» Goal
Select and copy out every line in the records containing "value".

[Dataset entries on figures]
— Begin —

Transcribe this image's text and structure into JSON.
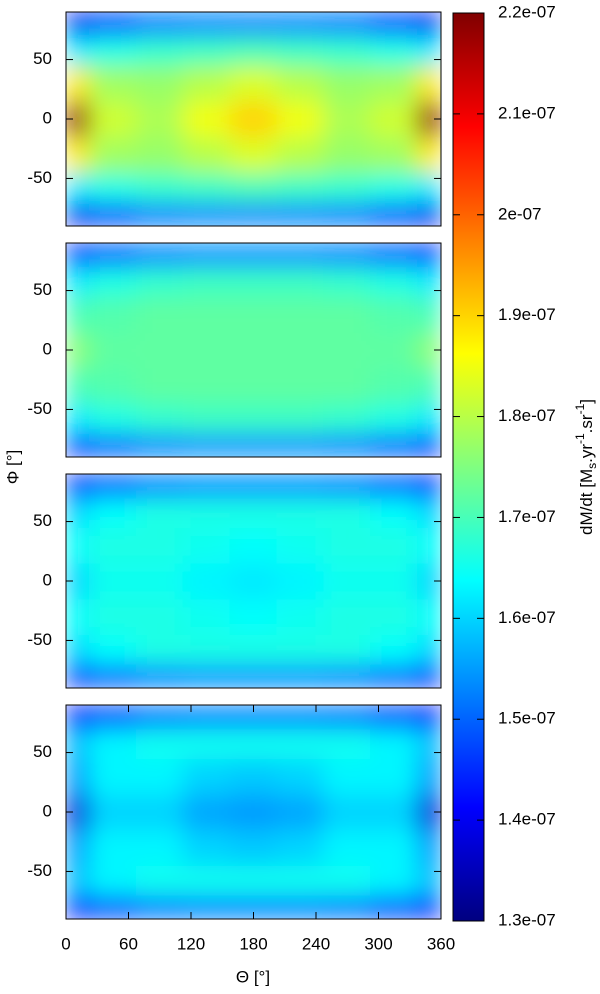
{
  "chart_data": [
    {
      "type": "heatmap",
      "xlim": [
        0,
        360
      ],
      "ylim": [
        -90,
        90
      ],
      "yticks": [
        -50,
        0,
        50
      ],
      "x": [
        0,
        45,
        90,
        135,
        180,
        225,
        270,
        315,
        360
      ],
      "y": [
        -80,
        -60,
        -30,
        0,
        30,
        60,
        80
      ],
      "z": [
        [
          1.4e-07,
          1.48e-07,
          1.52e-07,
          1.53e-07,
          1.53e-07,
          1.53e-07,
          1.52e-07,
          1.48e-07,
          1.4e-07
        ],
        [
          1.62e-07,
          1.66e-07,
          1.68e-07,
          1.69e-07,
          1.7e-07,
          1.69e-07,
          1.68e-07,
          1.66e-07,
          1.62e-07
        ],
        [
          1.88e-07,
          1.78e-07,
          1.77e-07,
          1.8e-07,
          1.83e-07,
          1.8e-07,
          1.77e-07,
          1.78e-07,
          1.88e-07
        ],
        [
          2.18e-07,
          1.82e-07,
          1.79e-07,
          1.85e-07,
          1.9e-07,
          1.85e-07,
          1.79e-07,
          1.82e-07,
          2.18e-07
        ],
        [
          1.88e-07,
          1.78e-07,
          1.77e-07,
          1.8e-07,
          1.83e-07,
          1.8e-07,
          1.77e-07,
          1.78e-07,
          1.88e-07
        ],
        [
          1.62e-07,
          1.66e-07,
          1.68e-07,
          1.69e-07,
          1.7e-07,
          1.69e-07,
          1.68e-07,
          1.66e-07,
          1.62e-07
        ],
        [
          1.4e-07,
          1.48e-07,
          1.52e-07,
          1.53e-07,
          1.53e-07,
          1.53e-07,
          1.52e-07,
          1.48e-07,
          1.4e-07
        ]
      ]
    },
    {
      "type": "heatmap",
      "xlim": [
        0,
        360
      ],
      "ylim": [
        -90,
        90
      ],
      "yticks": [
        -50,
        0,
        50
      ],
      "x": [
        0,
        45,
        90,
        135,
        180,
        225,
        270,
        315,
        360
      ],
      "y": [
        -80,
        -60,
        -30,
        0,
        30,
        60,
        80
      ],
      "z": [
        [
          1.45e-07,
          1.5e-07,
          1.53e-07,
          1.54e-07,
          1.54e-07,
          1.54e-07,
          1.53e-07,
          1.5e-07,
          1.45e-07
        ],
        [
          1.62e-07,
          1.66e-07,
          1.68e-07,
          1.69e-07,
          1.69e-07,
          1.69e-07,
          1.68e-07,
          1.66e-07,
          1.62e-07
        ],
        [
          1.7e-07,
          1.71e-07,
          1.72e-07,
          1.72e-07,
          1.72e-07,
          1.72e-07,
          1.72e-07,
          1.71e-07,
          1.7e-07
        ],
        [
          1.76e-07,
          1.72e-07,
          1.72e-07,
          1.72e-07,
          1.72e-07,
          1.72e-07,
          1.72e-07,
          1.72e-07,
          1.76e-07
        ],
        [
          1.7e-07,
          1.71e-07,
          1.72e-07,
          1.72e-07,
          1.72e-07,
          1.72e-07,
          1.72e-07,
          1.71e-07,
          1.7e-07
        ],
        [
          1.62e-07,
          1.66e-07,
          1.68e-07,
          1.69e-07,
          1.69e-07,
          1.69e-07,
          1.68e-07,
          1.66e-07,
          1.62e-07
        ],
        [
          1.45e-07,
          1.5e-07,
          1.53e-07,
          1.54e-07,
          1.54e-07,
          1.54e-07,
          1.53e-07,
          1.5e-07,
          1.45e-07
        ]
      ]
    },
    {
      "type": "heatmap",
      "xlim": [
        0,
        360
      ],
      "ylim": [
        -90,
        90
      ],
      "yticks": [
        -50,
        0,
        50
      ],
      "x": [
        0,
        45,
        90,
        135,
        180,
        225,
        270,
        315,
        360
      ],
      "y": [
        -80,
        -60,
        -30,
        0,
        30,
        60,
        80
      ],
      "z": [
        [
          1.45e-07,
          1.5e-07,
          1.53e-07,
          1.54e-07,
          1.54e-07,
          1.54e-07,
          1.53e-07,
          1.5e-07,
          1.45e-07
        ],
        [
          1.6e-07,
          1.64e-07,
          1.66e-07,
          1.66e-07,
          1.66e-07,
          1.66e-07,
          1.66e-07,
          1.64e-07,
          1.6e-07
        ],
        [
          1.64e-07,
          1.66e-07,
          1.66e-07,
          1.65e-07,
          1.64e-07,
          1.65e-07,
          1.66e-07,
          1.66e-07,
          1.64e-07
        ],
        [
          1.6e-07,
          1.65e-07,
          1.65e-07,
          1.63e-07,
          1.62e-07,
          1.63e-07,
          1.65e-07,
          1.65e-07,
          1.6e-07
        ],
        [
          1.64e-07,
          1.66e-07,
          1.66e-07,
          1.65e-07,
          1.64e-07,
          1.65e-07,
          1.66e-07,
          1.66e-07,
          1.64e-07
        ],
        [
          1.6e-07,
          1.64e-07,
          1.66e-07,
          1.66e-07,
          1.66e-07,
          1.66e-07,
          1.66e-07,
          1.64e-07,
          1.6e-07
        ],
        [
          1.45e-07,
          1.5e-07,
          1.53e-07,
          1.54e-07,
          1.54e-07,
          1.54e-07,
          1.53e-07,
          1.5e-07,
          1.45e-07
        ]
      ]
    },
    {
      "type": "heatmap",
      "xlim": [
        0,
        360
      ],
      "ylim": [
        -90,
        90
      ],
      "yticks": [
        -50,
        0,
        50
      ],
      "xticks": [
        0,
        60,
        120,
        180,
        240,
        300,
        360
      ],
      "x": [
        0,
        45,
        90,
        135,
        180,
        225,
        270,
        315,
        360
      ],
      "y": [
        -80,
        -60,
        -30,
        0,
        30,
        60,
        80
      ],
      "z": [
        [
          1.42e-07,
          1.48e-07,
          1.52e-07,
          1.53e-07,
          1.53e-07,
          1.53e-07,
          1.52e-07,
          1.48e-07,
          1.42e-07
        ],
        [
          1.58e-07,
          1.63e-07,
          1.65e-07,
          1.65e-07,
          1.65e-07,
          1.65e-07,
          1.65e-07,
          1.63e-07,
          1.58e-07
        ],
        [
          1.55e-07,
          1.63e-07,
          1.63e-07,
          1.6e-07,
          1.59e-07,
          1.6e-07,
          1.63e-07,
          1.63e-07,
          1.55e-07
        ],
        [
          1.38e-07,
          1.6e-07,
          1.6e-07,
          1.56e-07,
          1.55e-07,
          1.56e-07,
          1.6e-07,
          1.6e-07,
          1.38e-07
        ],
        [
          1.55e-07,
          1.63e-07,
          1.63e-07,
          1.6e-07,
          1.59e-07,
          1.6e-07,
          1.63e-07,
          1.63e-07,
          1.55e-07
        ],
        [
          1.58e-07,
          1.63e-07,
          1.65e-07,
          1.65e-07,
          1.65e-07,
          1.65e-07,
          1.65e-07,
          1.63e-07,
          1.58e-07
        ],
        [
          1.42e-07,
          1.48e-07,
          1.52e-07,
          1.53e-07,
          1.53e-07,
          1.53e-07,
          1.52e-07,
          1.48e-07,
          1.42e-07
        ]
      ]
    }
  ],
  "xlabel": "Θ [°]",
  "ylabel": "Φ [°]",
  "colorbar": {
    "colormap": "jet",
    "zlim": [
      1.3e-07,
      2.2e-07
    ],
    "ticks": [
      {
        "value": 1.3e-07,
        "label": "1.3e-07"
      },
      {
        "value": 1.4e-07,
        "label": "1.4e-07"
      },
      {
        "value": 1.5e-07,
        "label": "1.5e-07"
      },
      {
        "value": 1.6e-07,
        "label": "1.6e-07"
      },
      {
        "value": 1.7e-07,
        "label": "1.7e-07"
      },
      {
        "value": 1.8e-07,
        "label": "1.8e-07"
      },
      {
        "value": 1.9e-07,
        "label": "1.9e-07"
      },
      {
        "value": 2e-07,
        "label": "2e-07"
      },
      {
        "value": 2.1e-07,
        "label": "2.1e-07"
      },
      {
        "value": 2.2e-07,
        "label": "2.2e-07"
      }
    ],
    "label_parts": [
      "dM/dt [M",
      "s",
      ".yr",
      "-1",
      ".sr",
      "-1",
      "]"
    ]
  }
}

— End —

» Response to this task
        "value": 1.3e-07,
        "value": 1.4e-07,
        "value": 1.5e-07,
        "value": 1.6e-07,
        "value": 1.7e-07,
        "value": 1.8e-07,
        "value": 1.9e-07,
        "value": 2e-07,
        "value": 2.1e-07,
        "value": 2.2e-07,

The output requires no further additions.